* START The data *

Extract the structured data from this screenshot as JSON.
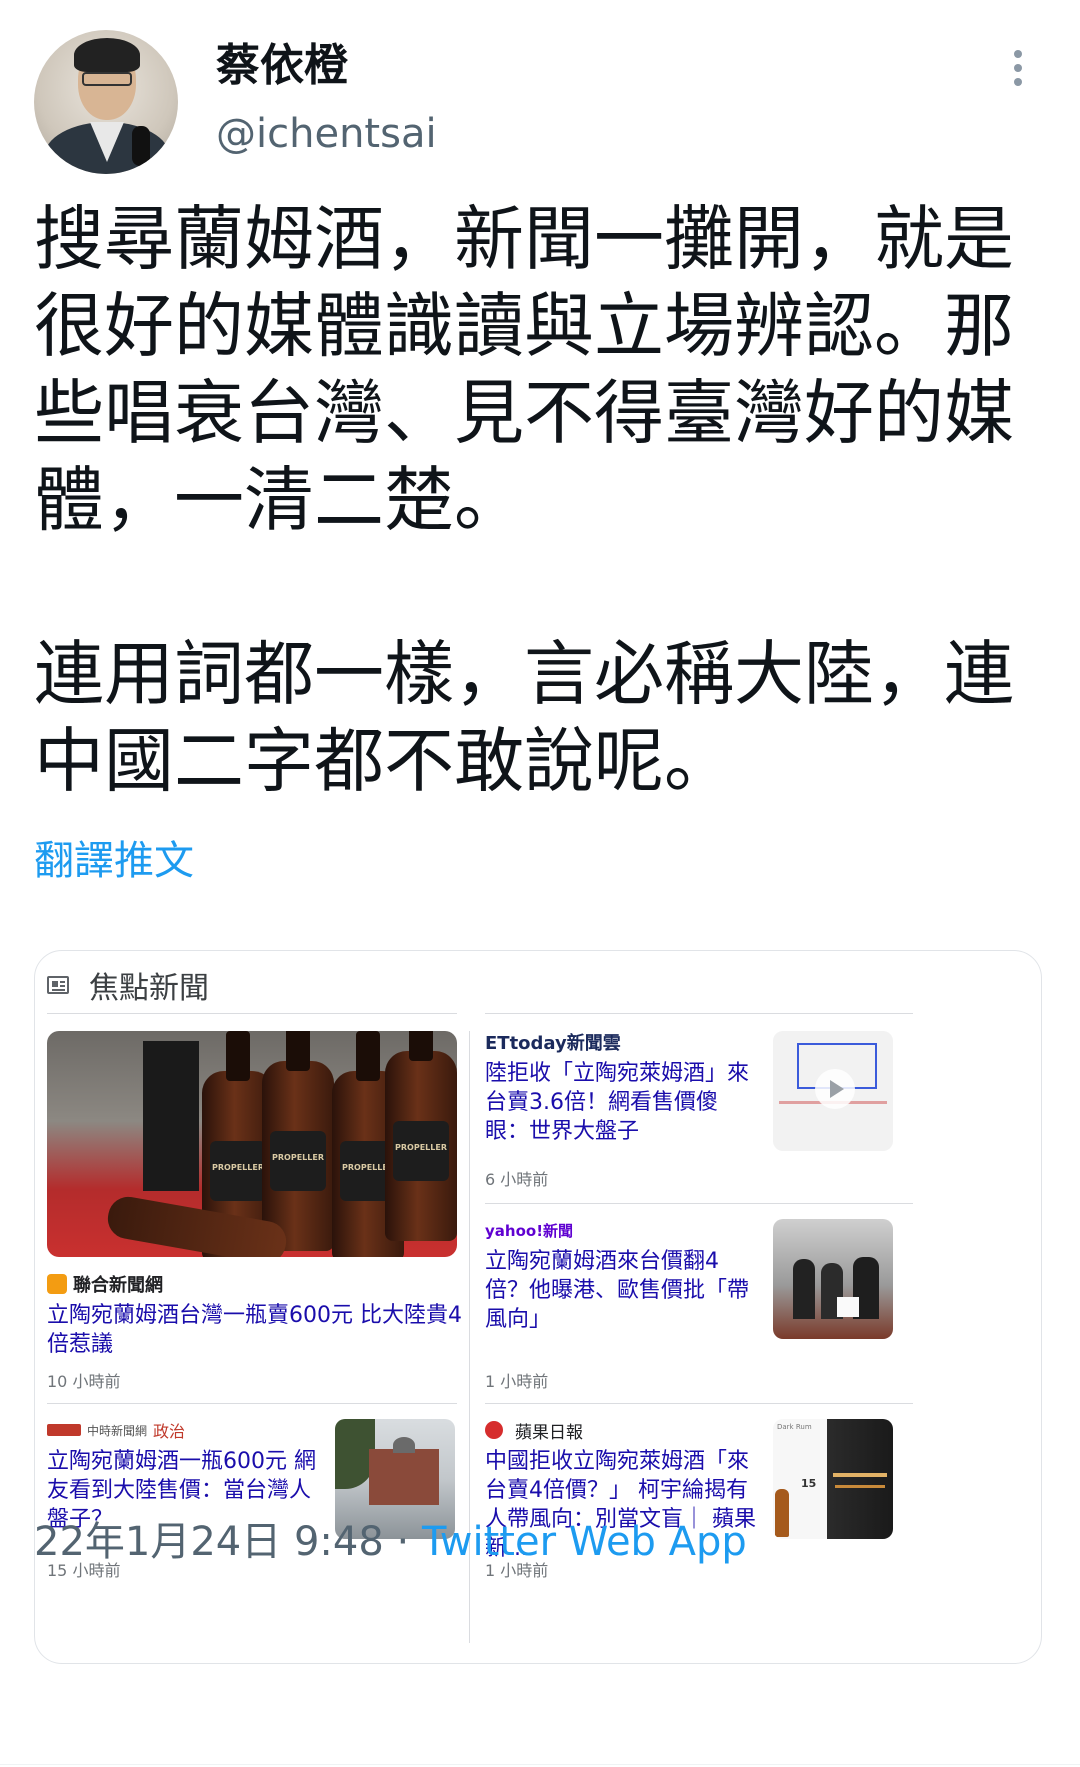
{
  "user": {
    "display_name": "蔡依橙",
    "handle": "@ichentsai"
  },
  "tweet": {
    "text": "搜尋蘭姆酒，新聞一攤開，就是很好的媒體識讀與立場辨認。那些唱衰台灣、見不得臺灣好的媒體，一清二楚。\n\n連用詞都一樣，言必稱大陸，連中國二字都不敢說呢。",
    "translate_label": "翻譯推文",
    "date": "22年1月24日 9:48",
    "separator": "·",
    "app": "Twitter Web App"
  },
  "news_card": {
    "title": "焦點新聞",
    "items": [
      {
        "source": "聯合新聞網",
        "headline": "立陶宛蘭姆酒台灣一瓶賣600元 比大陸貴4倍惹議",
        "time": "10 小時前",
        "image_text": "PROPELLER"
      },
      {
        "source": "ETtoday新聞雲",
        "headline": "陸拒收「立陶宛萊姆酒」來台賣3.6倍！網看售價傻眼：世界大盤子",
        "time": "6 小時前"
      },
      {
        "source": "yahoo!新聞",
        "headline": "立陶宛蘭姆酒來台價翻4倍？他曝港、歐售價批「帶風向」",
        "time": "1 小時前"
      },
      {
        "source": "中時新聞網",
        "source_tag": "政治",
        "headline": "立陶宛蘭姆酒一瓶600元 網友看到大陸售價：當台灣人盤子？",
        "time": "15 小時前"
      },
      {
        "source": "蘋果日報",
        "headline": "中國拒收立陶宛萊姆酒「來台賣4倍價？」 柯宇綸揭有人帶風向：別當文盲｜ 蘋果新...",
        "time": "1 小時前",
        "image_text_1": "Dark Rum",
        "image_text_2": "15"
      }
    ]
  },
  "colors": {
    "link_blue": "#1d9bf0",
    "news_link": "#1a0dab",
    "secondary_text": "#536471"
  },
  "icons": [
    "more-vert-icon",
    "news-icon",
    "play-icon",
    "apple-icon"
  ]
}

* END The data *

Work required
Output the records above exactly as they are, leaving out the pictures.

Worked solution
Extract the structured data from this screenshot as JSON.
{
  "user": {
    "display_name": "蔡依橙",
    "handle": "@ichentsai"
  },
  "tweet": {
    "text": "搜尋蘭姆酒，新聞一攤開，就是很好的媒體識讀與立場辨認。那些唱衰台灣、見不得臺灣好的媒體，一清二楚。\n\n連用詞都一樣，言必稱大陸，連中國二字都不敢說呢。",
    "translate_label": "翻譯推文",
    "date": "22年1月24日 9:48",
    "separator": "·",
    "app": "Twitter Web App"
  },
  "news_card": {
    "title": "焦點新聞",
    "items": [
      {
        "source": "聯合新聞網",
        "headline": "立陶宛蘭姆酒台灣一瓶賣600元 比大陸貴4倍惹議",
        "time": "10 小時前",
        "image_text": "PROPELLER"
      },
      {
        "source": "ETtoday新聞雲",
        "headline": "陸拒收「立陶宛萊姆酒」來台賣3.6倍！網看售價傻眼：世界大盤子",
        "time": "6 小時前"
      },
      {
        "source": "yahoo!新聞",
        "headline": "立陶宛蘭姆酒來台價翻4倍？他曝港、歐售價批「帶風向」",
        "time": "1 小時前"
      },
      {
        "source": "中時新聞網",
        "source_tag": "政治",
        "headline": "立陶宛蘭姆酒一瓶600元 網友看到大陸售價：當台灣人盤子？",
        "time": "15 小時前"
      },
      {
        "source": "蘋果日報",
        "headline": "中國拒收立陶宛萊姆酒「來台賣4倍價？」 柯宇綸揭有人帶風向：別當文盲｜ 蘋果新...",
        "time": "1 小時前",
        "image_text_1": "Dark Rum",
        "image_text_2": "15"
      }
    ]
  },
  "colors": {
    "link_blue": "#1d9bf0",
    "news_link": "#1a0dab",
    "secondary_text": "#536471"
  },
  "icons": [
    "more-vert-icon",
    "news-icon",
    "play-icon",
    "apple-icon"
  ]
}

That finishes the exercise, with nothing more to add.